Return the material word for word. Do not include pictures.
>> START PROVIDED DATA
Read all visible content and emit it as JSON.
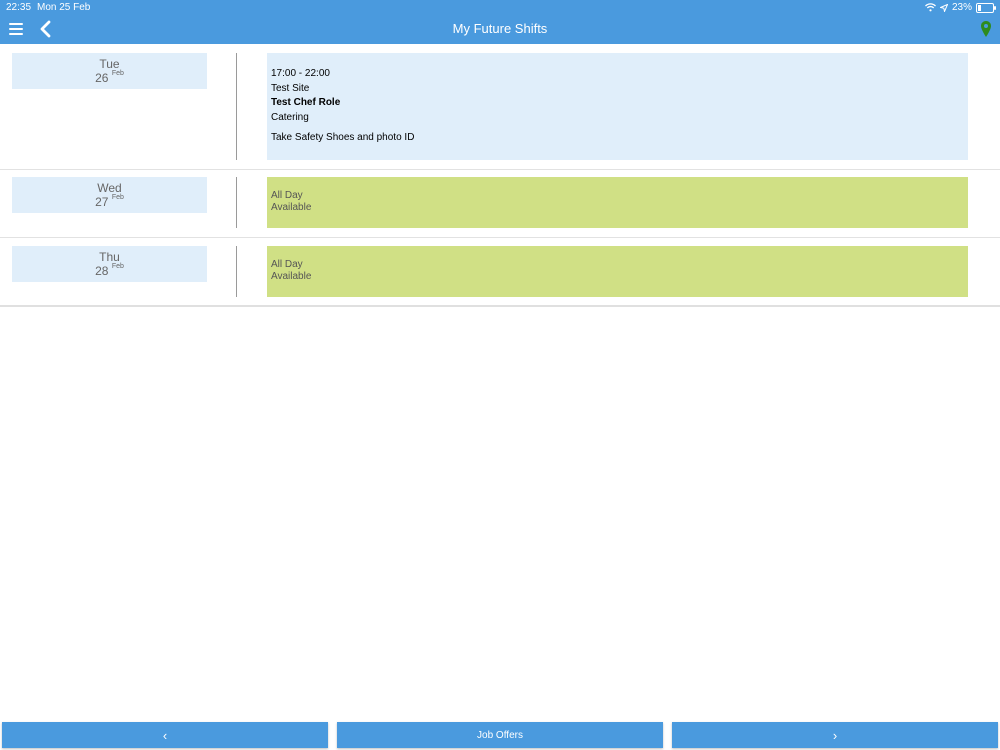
{
  "status_bar": {
    "time": "22:35",
    "date": "Mon 25 Feb",
    "battery": "23%",
    "battery_level": 0.23
  },
  "header": {
    "title": "My Future Shifts",
    "menu_icon": "hamburger-menu-icon",
    "back_icon": "chevron-left-icon",
    "location_icon": "location-pin-icon",
    "location_color": "#2e8b1f"
  },
  "colors": {
    "header_bg": "#4a9ade",
    "day_bg": "#e0eefa",
    "shift_bg": "#e0eefa",
    "available_bg": "#d0e085"
  },
  "days": [
    {
      "day": "Tue",
      "date": "26",
      "month": "Feb",
      "shift": {
        "time": "17:00 - 22:00",
        "site": "Test Site",
        "role": "Test Chef Role",
        "department": "Catering",
        "note": "Take Safety Shoes and photo ID"
      }
    },
    {
      "day": "Wed",
      "date": "27",
      "month": "Feb",
      "availability": {
        "period": "All Day",
        "status": "Available"
      }
    },
    {
      "day": "Thu",
      "date": "28",
      "month": "Feb",
      "availability": {
        "period": "All Day",
        "status": "Available"
      }
    }
  ],
  "footer": {
    "prev_label": "‹",
    "center_label": "Job Offers",
    "next_label": "›"
  }
}
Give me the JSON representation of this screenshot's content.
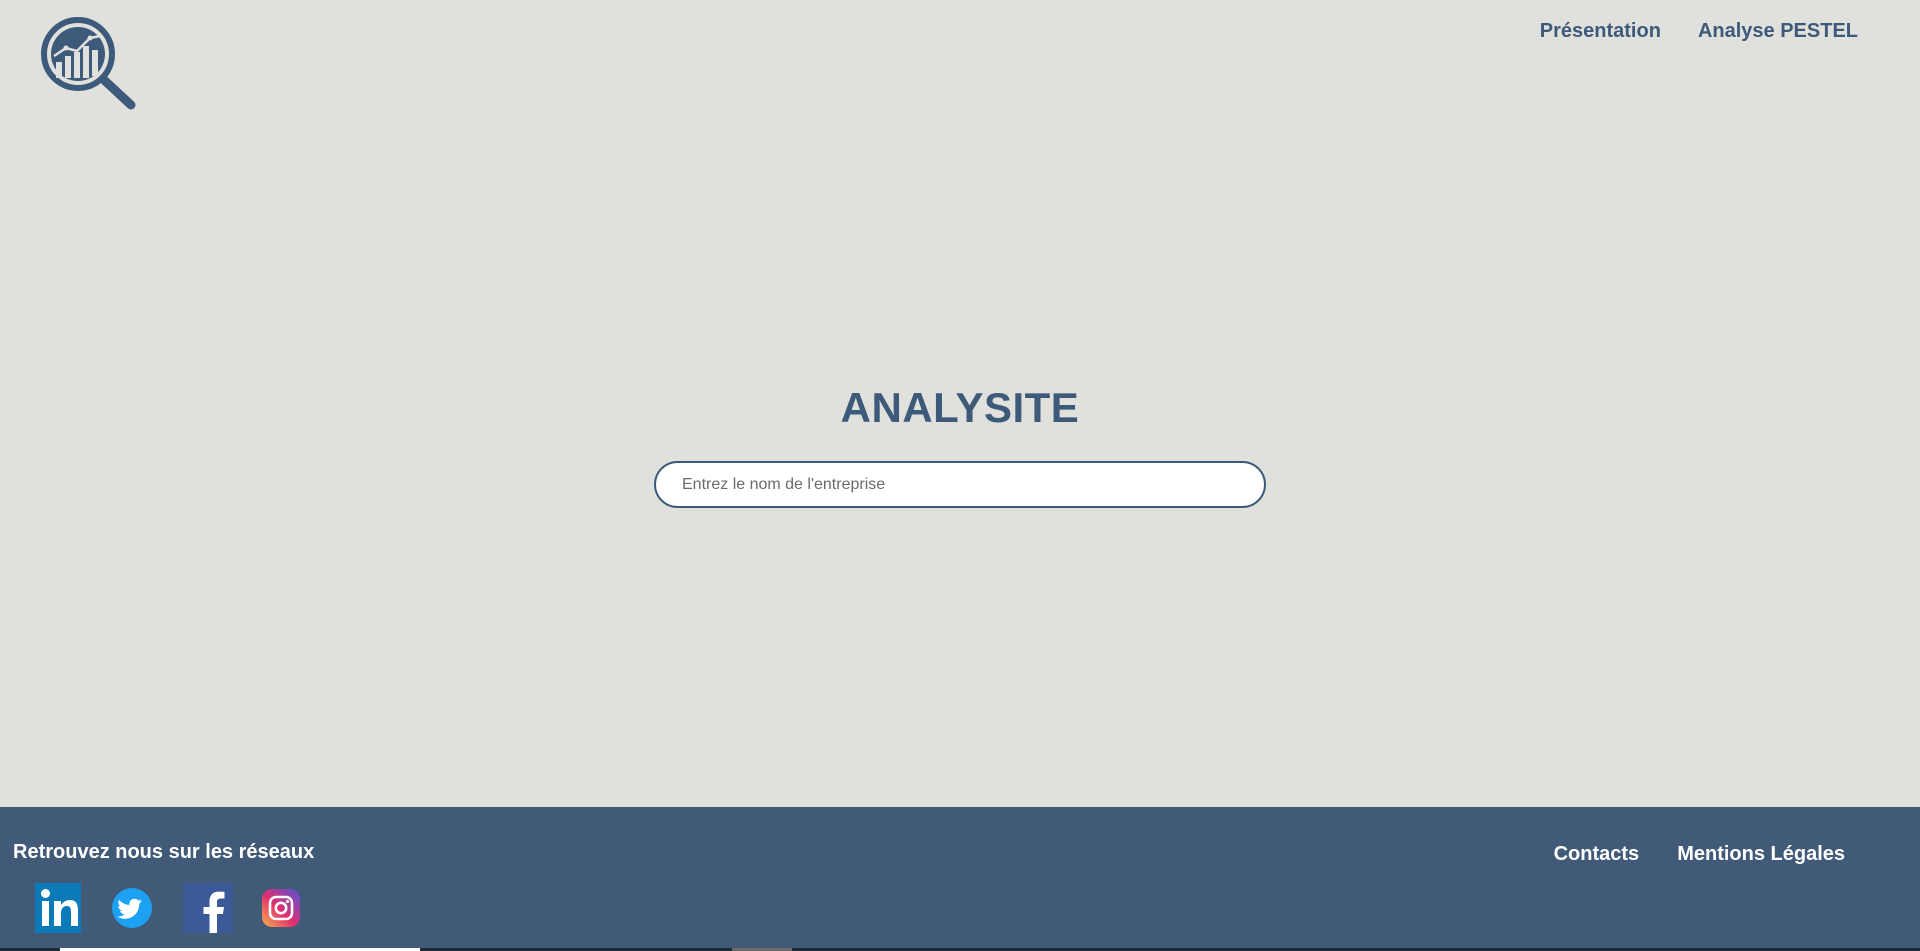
{
  "header": {
    "logo_icon": "magnifier-chart-icon",
    "nav": [
      {
        "label": "Présentation"
      },
      {
        "label": "Analyse PESTEL"
      }
    ]
  },
  "hero": {
    "title": "ANALYSITE",
    "search_placeholder": "Entrez le nom de l'entreprise",
    "search_value": ""
  },
  "footer": {
    "title": "Retrouvez nous sur les réseaux",
    "socials": [
      {
        "icon": "linkedin-icon"
      },
      {
        "icon": "twitter-icon"
      },
      {
        "icon": "facebook-icon"
      },
      {
        "icon": "instagram-icon"
      }
    ],
    "links": [
      {
        "label": "Contacts"
      },
      {
        "label": "Mentions Légales"
      }
    ]
  },
  "colors": {
    "background": "#e0e0dc",
    "accent": "#3e5a7a",
    "footer": "#415a78"
  }
}
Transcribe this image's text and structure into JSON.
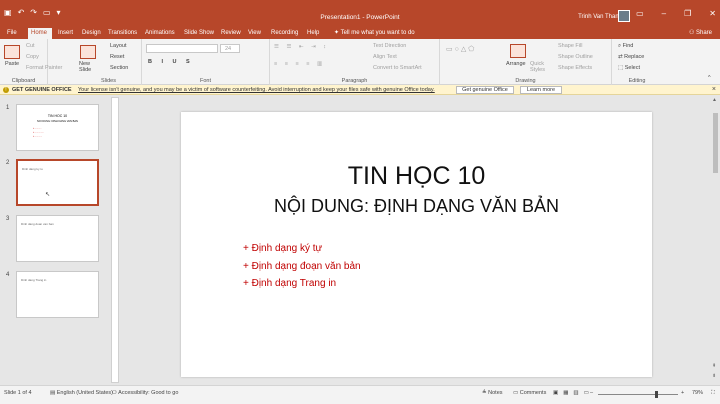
{
  "titlebar": {
    "document_title": "Presentation1 - PowerPoint",
    "user_name": "Trinh Van Thanh",
    "bg_color": "#b7472a"
  },
  "tabs": [
    {
      "label": "File"
    },
    {
      "label": "Home"
    },
    {
      "label": "Insert"
    },
    {
      "label": "Design"
    },
    {
      "label": "Transitions"
    },
    {
      "label": "Animations"
    },
    {
      "label": "Slide Show"
    },
    {
      "label": "Review"
    },
    {
      "label": "View"
    },
    {
      "label": "Recording"
    },
    {
      "label": "Help"
    }
  ],
  "tell_me": "Tell me what you want to do",
  "share": "Share",
  "ribbon": {
    "clipboard": {
      "paste": "Paste",
      "cut": "Cut",
      "copy": "Copy",
      "format_painter": "Format Painter",
      "label": "Clipboard"
    },
    "slides": {
      "new_slide": "New Slide",
      "layout": "Layout",
      "reset": "Reset",
      "section": "Section",
      "label": "Slides"
    },
    "font": {
      "size": "24",
      "label": "Font"
    },
    "paragraph": {
      "text_direction": "Text Direction",
      "align_text": "Align Text",
      "smartart": "Convert to SmartArt",
      "label": "Paragraph"
    },
    "drawing": {
      "arrange": "Arrange",
      "quick_styles": "Quick Styles",
      "shape_fill": "Shape Fill",
      "shape_outline": "Shape Outline",
      "shape_effects": "Shape Effects",
      "label": "Drawing"
    },
    "editing": {
      "find": "Find",
      "replace": "Replace",
      "select": "Select",
      "label": "Editing"
    }
  },
  "infobar": {
    "heading": "GET GENUINE OFFICE",
    "message": "Your license isn't genuine, and you may be a victim of software counterfeiting. Avoid interruption and keep your files safe with genuine Office today.",
    "button_get": "Get genuine Office",
    "button_learn": "Learn more"
  },
  "thumbnails": [
    {
      "number": "1",
      "title": "TIN HOC 10",
      "subtitle": "NOI DUNG: DINH DANG VAN BAN",
      "small_text": ""
    },
    {
      "number": "2",
      "title": "",
      "subtitle": "",
      "small_text": "Dinh dang ky tu"
    },
    {
      "number": "3",
      "title": "",
      "subtitle": "",
      "small_text": "Dinh dang doan van ban"
    },
    {
      "number": "4",
      "title": "",
      "subtitle": "",
      "small_text": "Dinh dang Trang in"
    }
  ],
  "slide": {
    "title": "TIN HỌC 10",
    "subtitle": "NỘI DUNG: ĐỊNH DẠNG VĂN BẢN",
    "bullets": [
      "+ Định dạng ký tự",
      "+ Định dạng đoạn văn bản",
      "+ Định dạng Trang in"
    ],
    "bullet_color": "#c00000"
  },
  "statusbar": {
    "slide_info": "Slide 1 of 4",
    "language": "English (United States)",
    "accessibility": "Accessibility: Good to go",
    "notes": "Notes",
    "comments": "Comments",
    "zoom": "79%"
  }
}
>> END PROVIDED DATA
(RESULT BELOW):
Read all visible content and emit it as JSON.
{
  "status_bar": {
    "time": "22:35",
    "date": "Mon 25 Feb",
    "battery": "23%",
    "battery_level": 0.23
  },
  "header": {
    "title": "My Future Shifts",
    "menu_icon": "hamburger-menu-icon",
    "back_icon": "chevron-left-icon",
    "location_icon": "location-pin-icon",
    "location_color": "#2e8b1f"
  },
  "colors": {
    "header_bg": "#4a9ade",
    "day_bg": "#e0eefa",
    "shift_bg": "#e0eefa",
    "available_bg": "#d0e085"
  },
  "days": [
    {
      "day": "Tue",
      "date": "26",
      "month": "Feb",
      "shift": {
        "time": "17:00 - 22:00",
        "site": "Test Site",
        "role": "Test Chef Role",
        "department": "Catering",
        "note": "Take Safety Shoes and photo ID"
      }
    },
    {
      "day": "Wed",
      "date": "27",
      "month": "Feb",
      "availability": {
        "period": "All Day",
        "status": "Available"
      }
    },
    {
      "day": "Thu",
      "date": "28",
      "month": "Feb",
      "availability": {
        "period": "All Day",
        "status": "Available"
      }
    }
  ],
  "footer": {
    "prev_label": "‹",
    "center_label": "Job Offers",
    "next_label": "›"
  }
}
Give me the JSON representation of this screenshot's content.
{
  "header": {
    "logo_icon": "magnifier-chart-icon",
    "nav": [
      {
        "label": "Présentation"
      },
      {
        "label": "Analyse PESTEL"
      }
    ]
  },
  "hero": {
    "title": "ANALYSITE",
    "search_placeholder": "Entrez le nom de l'entreprise",
    "search_value": ""
  },
  "footer": {
    "title": "Retrouvez nous sur les réseaux",
    "socials": [
      {
        "icon": "linkedin-icon"
      },
      {
        "icon": "twitter-icon"
      },
      {
        "icon": "facebook-icon"
      },
      {
        "icon": "instagram-icon"
      }
    ],
    "links": [
      {
        "label": "Contacts"
      },
      {
        "label": "Mentions Légales"
      }
    ]
  },
  "colors": {
    "background": "#e0e0dc",
    "accent": "#3e5a7a",
    "footer": "#415a78"
  }
}
Transcribe this image's text and structure into JSON.
{
  "titlebar": {
    "document_title": "Presentation1 - PowerPoint",
    "user_name": "Trinh Van Thanh",
    "bg_color": "#b7472a"
  },
  "tabs": [
    {
      "label": "File"
    },
    {
      "label": "Home"
    },
    {
      "label": "Insert"
    },
    {
      "label": "Design"
    },
    {
      "label": "Transitions"
    },
    {
      "label": "Animations"
    },
    {
      "label": "Slide Show"
    },
    {
      "label": "Review"
    },
    {
      "label": "View"
    },
    {
      "label": "Recording"
    },
    {
      "label": "Help"
    }
  ],
  "tell_me": "Tell me what you want to do",
  "share": "Share",
  "ribbon": {
    "clipboard": {
      "paste": "Paste",
      "cut": "Cut",
      "copy": "Copy",
      "format_painter": "Format Painter",
      "label": "Clipboard"
    },
    "slides": {
      "new_slide": "New Slide",
      "layout": "Layout",
      "reset": "Reset",
      "section": "Section",
      "label": "Slides"
    },
    "font": {
      "size": "24",
      "label": "Font"
    },
    "paragraph": {
      "text_direction": "Text Direction",
      "align_text": "Align Text",
      "smartart": "Convert to SmartArt",
      "label": "Paragraph"
    },
    "drawing": {
      "arrange": "Arrange",
      "quick_styles": "Quick Styles",
      "shape_fill": "Shape Fill",
      "shape_outline": "Shape Outline",
      "shape_effects": "Shape Effects",
      "label": "Drawing"
    },
    "editing": {
      "find": "Find",
      "replace": "Replace",
      "select": "Select",
      "label": "Editing"
    }
  },
  "infobar": {
    "heading": "GET GENUINE OFFICE",
    "message": "Your license isn't genuine, and you may be a victim of software counterfeiting. Avoid interruption and keep your files safe with genuine Office today.",
    "button_get": "Get genuine Office",
    "button_learn": "Learn more"
  },
  "thumbnails": [
    {
      "number": "1",
      "title": "TIN HOC 10",
      "subtitle": "NOI DUNG: DINH DANG VAN BAN",
      "small_text": ""
    },
    {
      "number": "2",
      "title": "",
      "subtitle": "",
      "small_text": "Dinh dang ky tu"
    },
    {
      "number": "3",
      "title": "",
      "subtitle": "",
      "small_text": "Dinh dang doan van ban"
    },
    {
      "number": "4",
      "title": "",
      "subtitle": "",
      "small_text": "Dinh dang Trang in"
    }
  ],
  "slide": {
    "title": "TIN HỌC 10",
    "subtitle": "NỘI DUNG: ĐỊNH DẠNG VĂN BẢN",
    "bullets": [
      "+ Định dạng ký tự",
      "+ Định dạng đoạn văn bản",
      "+ Định dạng Trang in"
    ],
    "bullet_color": "#c00000"
  },
  "statusbar": {
    "slide_info": "Slide 1 of 4",
    "language": "English (United States)",
    "accessibility": "Accessibility: Good to go",
    "notes": "Notes",
    "comments": "Comments",
    "zoom": "79%"
  }
}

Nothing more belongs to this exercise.